_Dataset records_:

.....

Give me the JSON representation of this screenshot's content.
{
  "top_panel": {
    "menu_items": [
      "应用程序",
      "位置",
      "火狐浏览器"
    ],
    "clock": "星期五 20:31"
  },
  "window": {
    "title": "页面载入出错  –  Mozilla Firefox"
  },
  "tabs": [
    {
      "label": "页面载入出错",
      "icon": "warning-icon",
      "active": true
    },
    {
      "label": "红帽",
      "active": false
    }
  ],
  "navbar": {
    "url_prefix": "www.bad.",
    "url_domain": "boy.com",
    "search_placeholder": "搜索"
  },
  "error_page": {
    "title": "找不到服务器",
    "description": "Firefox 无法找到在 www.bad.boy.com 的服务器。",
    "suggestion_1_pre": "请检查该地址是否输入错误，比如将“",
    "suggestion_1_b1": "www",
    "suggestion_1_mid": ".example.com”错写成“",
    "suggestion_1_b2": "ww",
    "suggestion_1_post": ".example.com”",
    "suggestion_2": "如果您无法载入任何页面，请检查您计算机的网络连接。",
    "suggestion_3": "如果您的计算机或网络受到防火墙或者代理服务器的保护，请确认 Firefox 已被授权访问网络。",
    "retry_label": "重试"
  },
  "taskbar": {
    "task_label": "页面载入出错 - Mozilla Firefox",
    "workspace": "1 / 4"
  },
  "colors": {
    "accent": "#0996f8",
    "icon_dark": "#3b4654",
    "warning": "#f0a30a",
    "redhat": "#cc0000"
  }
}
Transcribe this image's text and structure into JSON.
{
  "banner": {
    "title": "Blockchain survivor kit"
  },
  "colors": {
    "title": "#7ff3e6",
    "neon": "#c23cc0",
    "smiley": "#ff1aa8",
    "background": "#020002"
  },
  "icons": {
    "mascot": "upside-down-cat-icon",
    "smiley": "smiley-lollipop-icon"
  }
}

.....

_What needs to be done_: Return each line of the data exactly as written above.

_Correct result_:
Give me the JSON representation of this screenshot's content.
{
  "top_panel": {
    "menu_items": [
      "应用程序",
      "位置",
      "火狐浏览器"
    ],
    "clock": "星期五 20:31"
  },
  "window": {
    "title": "页面载入出错  –  Mozilla Firefox"
  },
  "tabs": [
    {
      "label": "页面载入出错",
      "icon": "warning-icon",
      "active": true
    },
    {
      "label": "红帽",
      "active": false
    }
  ],
  "navbar": {
    "url_prefix": "www.bad.",
    "url_domain": "boy.com",
    "search_placeholder": "搜索"
  },
  "error_page": {
    "title": "找不到服务器",
    "description": "Firefox 无法找到在 www.bad.boy.com 的服务器。",
    "suggestion_1_pre": "请检查该地址是否输入错误，比如将“",
    "suggestion_1_b1": "www",
    "suggestion_1_mid": ".example.com”错写成“",
    "suggestion_1_b2": "ww",
    "suggestion_1_post": ".example.com”",
    "suggestion_2": "如果您无法载入任何页面，请检查您计算机的网络连接。",
    "suggestion_3": "如果您的计算机或网络受到防火墙或者代理服务器的保护，请确认 Firefox 已被授权访问网络。",
    "retry_label": "重试"
  },
  "taskbar": {
    "task_label": "页面载入出错 - Mozilla Firefox",
    "workspace": "1 / 4"
  },
  "colors": {
    "accent": "#0996f8",
    "icon_dark": "#3b4654",
    "warning": "#f0a30a",
    "redhat": "#cc0000"
  }
}
Transcribe this image's text and structure into JSON.
{
  "banner": {
    "title": "Blockchain survivor kit"
  },
  "colors": {
    "title": "#7ff3e6",
    "neon": "#c23cc0",
    "smiley": "#ff1aa8",
    "background": "#020002"
  },
  "icons": {
    "mascot": "upside-down-cat-icon",
    "smiley": "smiley-lollipop-icon"
  }
}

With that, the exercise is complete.